WORK TO DO
Read the data and repeat all of it exactly.

"""

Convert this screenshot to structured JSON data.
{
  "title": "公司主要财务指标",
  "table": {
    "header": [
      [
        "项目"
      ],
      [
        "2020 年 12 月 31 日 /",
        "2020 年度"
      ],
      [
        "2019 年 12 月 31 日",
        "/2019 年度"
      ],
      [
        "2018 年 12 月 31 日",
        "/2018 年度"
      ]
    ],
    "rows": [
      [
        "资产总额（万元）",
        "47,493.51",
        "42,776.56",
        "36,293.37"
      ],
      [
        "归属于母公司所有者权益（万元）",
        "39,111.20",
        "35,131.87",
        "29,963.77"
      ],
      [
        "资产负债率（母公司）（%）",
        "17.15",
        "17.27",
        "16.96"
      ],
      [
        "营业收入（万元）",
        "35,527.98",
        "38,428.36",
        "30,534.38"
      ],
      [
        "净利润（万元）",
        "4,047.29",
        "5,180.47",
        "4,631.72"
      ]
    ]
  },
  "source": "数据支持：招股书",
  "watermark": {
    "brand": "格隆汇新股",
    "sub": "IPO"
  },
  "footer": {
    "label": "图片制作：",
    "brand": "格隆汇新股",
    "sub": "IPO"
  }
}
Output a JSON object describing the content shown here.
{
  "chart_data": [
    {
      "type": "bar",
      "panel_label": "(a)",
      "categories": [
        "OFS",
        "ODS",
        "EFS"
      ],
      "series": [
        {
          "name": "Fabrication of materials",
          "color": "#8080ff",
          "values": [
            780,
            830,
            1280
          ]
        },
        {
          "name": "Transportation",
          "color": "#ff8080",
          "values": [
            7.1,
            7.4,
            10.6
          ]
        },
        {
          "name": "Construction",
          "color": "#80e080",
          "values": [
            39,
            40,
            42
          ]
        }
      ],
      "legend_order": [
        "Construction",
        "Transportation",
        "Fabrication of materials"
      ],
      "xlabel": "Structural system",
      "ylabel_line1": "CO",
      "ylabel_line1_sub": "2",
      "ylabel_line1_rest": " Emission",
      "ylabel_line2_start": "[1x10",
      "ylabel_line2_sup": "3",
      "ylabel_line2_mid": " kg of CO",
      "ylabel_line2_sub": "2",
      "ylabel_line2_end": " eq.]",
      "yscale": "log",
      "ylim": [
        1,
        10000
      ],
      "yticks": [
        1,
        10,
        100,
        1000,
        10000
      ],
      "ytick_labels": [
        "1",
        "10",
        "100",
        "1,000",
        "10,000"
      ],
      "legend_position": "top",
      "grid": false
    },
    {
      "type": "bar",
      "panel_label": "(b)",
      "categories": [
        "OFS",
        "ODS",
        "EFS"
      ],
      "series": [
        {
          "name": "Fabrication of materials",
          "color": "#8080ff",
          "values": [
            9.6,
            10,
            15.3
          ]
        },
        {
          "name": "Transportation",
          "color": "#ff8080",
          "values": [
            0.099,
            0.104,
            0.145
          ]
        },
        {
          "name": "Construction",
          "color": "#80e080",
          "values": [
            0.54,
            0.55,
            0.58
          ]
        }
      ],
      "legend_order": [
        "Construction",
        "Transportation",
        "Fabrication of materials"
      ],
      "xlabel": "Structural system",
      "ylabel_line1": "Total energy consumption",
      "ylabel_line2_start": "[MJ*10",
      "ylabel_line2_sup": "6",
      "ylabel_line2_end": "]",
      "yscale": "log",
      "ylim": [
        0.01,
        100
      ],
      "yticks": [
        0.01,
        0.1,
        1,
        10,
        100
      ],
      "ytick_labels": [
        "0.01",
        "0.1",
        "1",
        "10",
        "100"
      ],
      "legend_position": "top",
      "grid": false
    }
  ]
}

"""

OUTPUT OF THE TASK
Convert this screenshot to structured JSON data.
{
  "title": "公司主要财务指标",
  "table": {
    "header": [
      [
        "项目"
      ],
      [
        "2020 年 12 月 31 日 /",
        "2020 年度"
      ],
      [
        "2019 年 12 月 31 日",
        "/2019 年度"
      ],
      [
        "2018 年 12 月 31 日",
        "/2018 年度"
      ]
    ],
    "rows": [
      [
        "资产总额（万元）",
        "47,493.51",
        "42,776.56",
        "36,293.37"
      ],
      [
        "归属于母公司所有者权益（万元）",
        "39,111.20",
        "35,131.87",
        "29,963.77"
      ],
      [
        "资产负债率（母公司）（%）",
        "17.15",
        "17.27",
        "16.96"
      ],
      [
        "营业收入（万元）",
        "35,527.98",
        "38,428.36",
        "30,534.38"
      ],
      [
        "净利润（万元）",
        "4,047.29",
        "5,180.47",
        "4,631.72"
      ]
    ]
  },
  "source": "数据支持：招股书",
  "watermark": {
    "brand": "格隆汇新股",
    "sub": "IPO"
  },
  "footer": {
    "label": "图片制作：",
    "brand": "格隆汇新股",
    "sub": "IPO"
  }
}
Output a JSON object describing the content shown here.
{
  "chart_data": [
    {
      "type": "bar",
      "panel_label": "(a)",
      "categories": [
        "OFS",
        "ODS",
        "EFS"
      ],
      "series": [
        {
          "name": "Fabrication of materials",
          "color": "#8080ff",
          "values": [
            780,
            830,
            1280
          ]
        },
        {
          "name": "Transportation",
          "color": "#ff8080",
          "values": [
            7.1,
            7.4,
            10.6
          ]
        },
        {
          "name": "Construction",
          "color": "#80e080",
          "values": [
            39,
            40,
            42
          ]
        }
      ],
      "legend_order": [
        "Construction",
        "Transportation",
        "Fabrication of materials"
      ],
      "xlabel": "Structural system",
      "ylabel_line1": "CO",
      "ylabel_line1_sub": "2",
      "ylabel_line1_rest": " Emission",
      "ylabel_line2_start": "[1x10",
      "ylabel_line2_sup": "3",
      "ylabel_line2_mid": " kg of CO",
      "ylabel_line2_sub": "2",
      "ylabel_line2_end": " eq.]",
      "yscale": "log",
      "ylim": [
        1,
        10000
      ],
      "yticks": [
        1,
        10,
        100,
        1000,
        10000
      ],
      "ytick_labels": [
        "1",
        "10",
        "100",
        "1,000",
        "10,000"
      ],
      "legend_position": "top",
      "grid": false
    },
    {
      "type": "bar",
      "panel_label": "(b)",
      "categories": [
        "OFS",
        "ODS",
        "EFS"
      ],
      "series": [
        {
          "name": "Fabrication of materials",
          "color": "#8080ff",
          "values": [
            9.6,
            10,
            15.3
          ]
        },
        {
          "name": "Transportation",
          "color": "#ff8080",
          "values": [
            0.099,
            0.104,
            0.145
          ]
        },
        {
          "name": "Construction",
          "color": "#80e080",
          "values": [
            0.54,
            0.55,
            0.58
          ]
        }
      ],
      "legend_order": [
        "Construction",
        "Transportation",
        "Fabrication of materials"
      ],
      "xlabel": "Structural system",
      "ylabel_line1": "Total energy consumption",
      "ylabel_line2_start": "[MJ*10",
      "ylabel_line2_sup": "6",
      "ylabel_line2_end": "]",
      "yscale": "log",
      "ylim": [
        0.01,
        100
      ],
      "yticks": [
        0.01,
        0.1,
        1,
        10,
        100
      ],
      "ytick_labels": [
        "0.01",
        "0.1",
        "1",
        "10",
        "100"
      ],
      "legend_position": "top",
      "grid": false
    }
  ]
}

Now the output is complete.